* begin Provided material *

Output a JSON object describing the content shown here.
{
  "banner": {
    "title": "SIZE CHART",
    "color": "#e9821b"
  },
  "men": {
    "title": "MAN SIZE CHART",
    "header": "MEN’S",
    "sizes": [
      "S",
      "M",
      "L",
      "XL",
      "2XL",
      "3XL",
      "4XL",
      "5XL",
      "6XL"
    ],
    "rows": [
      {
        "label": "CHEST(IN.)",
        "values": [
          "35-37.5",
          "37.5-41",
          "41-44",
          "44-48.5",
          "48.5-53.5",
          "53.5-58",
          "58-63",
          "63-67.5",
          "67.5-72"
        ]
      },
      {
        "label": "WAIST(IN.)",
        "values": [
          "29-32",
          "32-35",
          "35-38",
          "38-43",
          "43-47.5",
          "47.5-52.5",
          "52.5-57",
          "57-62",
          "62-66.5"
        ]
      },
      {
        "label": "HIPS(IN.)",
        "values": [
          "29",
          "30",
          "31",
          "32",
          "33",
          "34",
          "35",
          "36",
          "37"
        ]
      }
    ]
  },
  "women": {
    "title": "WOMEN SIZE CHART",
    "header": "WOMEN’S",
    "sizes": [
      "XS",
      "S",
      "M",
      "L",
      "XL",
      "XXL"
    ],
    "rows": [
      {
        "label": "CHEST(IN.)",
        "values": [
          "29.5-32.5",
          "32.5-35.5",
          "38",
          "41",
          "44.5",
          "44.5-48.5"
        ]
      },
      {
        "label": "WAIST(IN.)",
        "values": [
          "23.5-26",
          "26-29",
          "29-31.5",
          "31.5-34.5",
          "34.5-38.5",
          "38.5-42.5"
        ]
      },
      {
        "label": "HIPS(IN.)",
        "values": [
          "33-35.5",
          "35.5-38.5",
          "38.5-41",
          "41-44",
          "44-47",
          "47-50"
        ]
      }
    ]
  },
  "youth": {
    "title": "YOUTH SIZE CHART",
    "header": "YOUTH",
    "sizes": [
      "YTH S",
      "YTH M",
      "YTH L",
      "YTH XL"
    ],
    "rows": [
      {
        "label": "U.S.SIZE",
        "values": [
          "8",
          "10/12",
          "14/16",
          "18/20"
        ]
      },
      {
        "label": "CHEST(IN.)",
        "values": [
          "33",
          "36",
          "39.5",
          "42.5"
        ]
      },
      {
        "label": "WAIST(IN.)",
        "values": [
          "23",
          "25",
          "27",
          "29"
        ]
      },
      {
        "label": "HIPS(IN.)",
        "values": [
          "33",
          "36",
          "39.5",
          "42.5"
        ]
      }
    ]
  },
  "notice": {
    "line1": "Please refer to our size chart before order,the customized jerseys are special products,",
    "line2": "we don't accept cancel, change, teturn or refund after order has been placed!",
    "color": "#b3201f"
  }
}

* end Provided material *
* begin Provided material *

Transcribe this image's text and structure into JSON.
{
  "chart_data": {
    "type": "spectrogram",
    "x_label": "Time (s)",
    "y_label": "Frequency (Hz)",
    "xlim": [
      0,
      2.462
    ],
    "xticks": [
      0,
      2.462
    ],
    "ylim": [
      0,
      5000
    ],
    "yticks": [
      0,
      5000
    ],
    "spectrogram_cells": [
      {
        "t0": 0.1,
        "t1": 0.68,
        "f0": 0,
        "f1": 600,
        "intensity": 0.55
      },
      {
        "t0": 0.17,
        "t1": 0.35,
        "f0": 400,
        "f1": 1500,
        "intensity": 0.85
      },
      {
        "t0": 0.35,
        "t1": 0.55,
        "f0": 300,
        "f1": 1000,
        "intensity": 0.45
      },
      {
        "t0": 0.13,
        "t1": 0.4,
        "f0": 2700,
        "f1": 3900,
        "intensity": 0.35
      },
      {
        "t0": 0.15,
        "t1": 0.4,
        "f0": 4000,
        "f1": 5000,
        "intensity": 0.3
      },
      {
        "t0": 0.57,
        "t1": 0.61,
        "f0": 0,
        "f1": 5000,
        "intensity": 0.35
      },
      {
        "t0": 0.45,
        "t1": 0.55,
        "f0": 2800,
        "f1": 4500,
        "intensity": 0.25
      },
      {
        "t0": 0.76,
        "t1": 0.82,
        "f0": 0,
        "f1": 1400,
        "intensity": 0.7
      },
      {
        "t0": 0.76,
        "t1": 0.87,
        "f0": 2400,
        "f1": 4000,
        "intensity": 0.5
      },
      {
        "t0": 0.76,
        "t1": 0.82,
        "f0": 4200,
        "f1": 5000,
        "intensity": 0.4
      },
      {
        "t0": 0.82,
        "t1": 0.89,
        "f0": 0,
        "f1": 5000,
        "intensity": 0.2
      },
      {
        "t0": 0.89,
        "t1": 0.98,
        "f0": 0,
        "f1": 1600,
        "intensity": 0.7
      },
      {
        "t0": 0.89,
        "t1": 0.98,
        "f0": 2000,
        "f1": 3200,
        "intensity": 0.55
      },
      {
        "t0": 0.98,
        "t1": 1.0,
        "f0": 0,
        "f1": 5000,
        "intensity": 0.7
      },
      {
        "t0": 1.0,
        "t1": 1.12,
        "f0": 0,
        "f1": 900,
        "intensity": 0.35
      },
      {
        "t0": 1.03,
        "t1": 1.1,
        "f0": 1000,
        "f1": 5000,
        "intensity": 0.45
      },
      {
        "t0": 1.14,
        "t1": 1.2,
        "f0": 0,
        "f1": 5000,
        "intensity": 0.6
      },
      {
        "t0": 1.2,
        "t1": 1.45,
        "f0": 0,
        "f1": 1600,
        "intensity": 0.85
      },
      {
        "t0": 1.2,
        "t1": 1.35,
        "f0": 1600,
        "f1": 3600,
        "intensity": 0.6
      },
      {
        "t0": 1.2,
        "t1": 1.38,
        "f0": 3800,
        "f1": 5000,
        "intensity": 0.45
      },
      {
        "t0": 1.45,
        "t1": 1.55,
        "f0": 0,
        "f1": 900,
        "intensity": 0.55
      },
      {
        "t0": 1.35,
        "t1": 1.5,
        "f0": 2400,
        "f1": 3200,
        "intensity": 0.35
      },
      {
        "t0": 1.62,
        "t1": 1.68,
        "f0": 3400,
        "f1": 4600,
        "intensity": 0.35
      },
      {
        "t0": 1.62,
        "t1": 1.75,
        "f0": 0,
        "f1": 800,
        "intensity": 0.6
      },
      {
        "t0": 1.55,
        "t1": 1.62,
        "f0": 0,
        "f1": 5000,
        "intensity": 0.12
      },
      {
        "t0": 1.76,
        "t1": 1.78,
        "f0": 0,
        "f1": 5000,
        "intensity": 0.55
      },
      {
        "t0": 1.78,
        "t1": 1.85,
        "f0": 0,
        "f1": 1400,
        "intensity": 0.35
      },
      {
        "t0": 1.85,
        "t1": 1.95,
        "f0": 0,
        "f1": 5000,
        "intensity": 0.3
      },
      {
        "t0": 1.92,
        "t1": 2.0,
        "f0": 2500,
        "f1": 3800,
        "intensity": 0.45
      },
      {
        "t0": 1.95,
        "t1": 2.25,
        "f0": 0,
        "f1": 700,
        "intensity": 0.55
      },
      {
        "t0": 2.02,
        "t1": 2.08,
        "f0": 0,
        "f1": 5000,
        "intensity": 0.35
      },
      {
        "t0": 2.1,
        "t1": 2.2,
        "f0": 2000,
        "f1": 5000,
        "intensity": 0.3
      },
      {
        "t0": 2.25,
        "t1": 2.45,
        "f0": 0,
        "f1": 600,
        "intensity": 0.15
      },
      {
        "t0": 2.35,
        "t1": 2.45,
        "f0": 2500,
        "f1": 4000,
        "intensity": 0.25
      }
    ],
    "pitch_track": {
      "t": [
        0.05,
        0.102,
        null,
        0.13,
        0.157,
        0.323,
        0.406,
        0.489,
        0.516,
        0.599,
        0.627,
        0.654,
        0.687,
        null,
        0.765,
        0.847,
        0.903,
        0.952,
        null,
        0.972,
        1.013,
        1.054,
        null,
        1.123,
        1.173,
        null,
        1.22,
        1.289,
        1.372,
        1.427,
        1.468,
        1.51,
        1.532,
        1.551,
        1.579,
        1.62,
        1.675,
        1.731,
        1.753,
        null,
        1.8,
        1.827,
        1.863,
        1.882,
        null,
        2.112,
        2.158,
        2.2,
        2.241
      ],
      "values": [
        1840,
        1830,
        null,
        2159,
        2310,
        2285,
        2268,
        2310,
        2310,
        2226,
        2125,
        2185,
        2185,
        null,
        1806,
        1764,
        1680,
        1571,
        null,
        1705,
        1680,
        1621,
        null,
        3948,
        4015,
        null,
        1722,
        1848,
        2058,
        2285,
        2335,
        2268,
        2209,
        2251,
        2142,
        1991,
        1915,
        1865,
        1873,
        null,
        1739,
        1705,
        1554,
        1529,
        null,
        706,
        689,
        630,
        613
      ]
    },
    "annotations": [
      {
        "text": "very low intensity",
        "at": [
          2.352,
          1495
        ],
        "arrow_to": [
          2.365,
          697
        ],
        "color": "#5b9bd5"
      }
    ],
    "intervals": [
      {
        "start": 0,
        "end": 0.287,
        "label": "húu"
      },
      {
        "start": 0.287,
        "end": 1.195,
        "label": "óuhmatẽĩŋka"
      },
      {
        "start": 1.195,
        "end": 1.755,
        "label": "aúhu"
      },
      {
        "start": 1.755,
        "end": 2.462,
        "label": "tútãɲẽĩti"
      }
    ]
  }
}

* end Provided material *

What this task involves:
Return the lines of the records that include the string "color".

Task solution:
    "color": "#e9821b"
    "color": "#b3201f"
        "color": "#5b9bd5"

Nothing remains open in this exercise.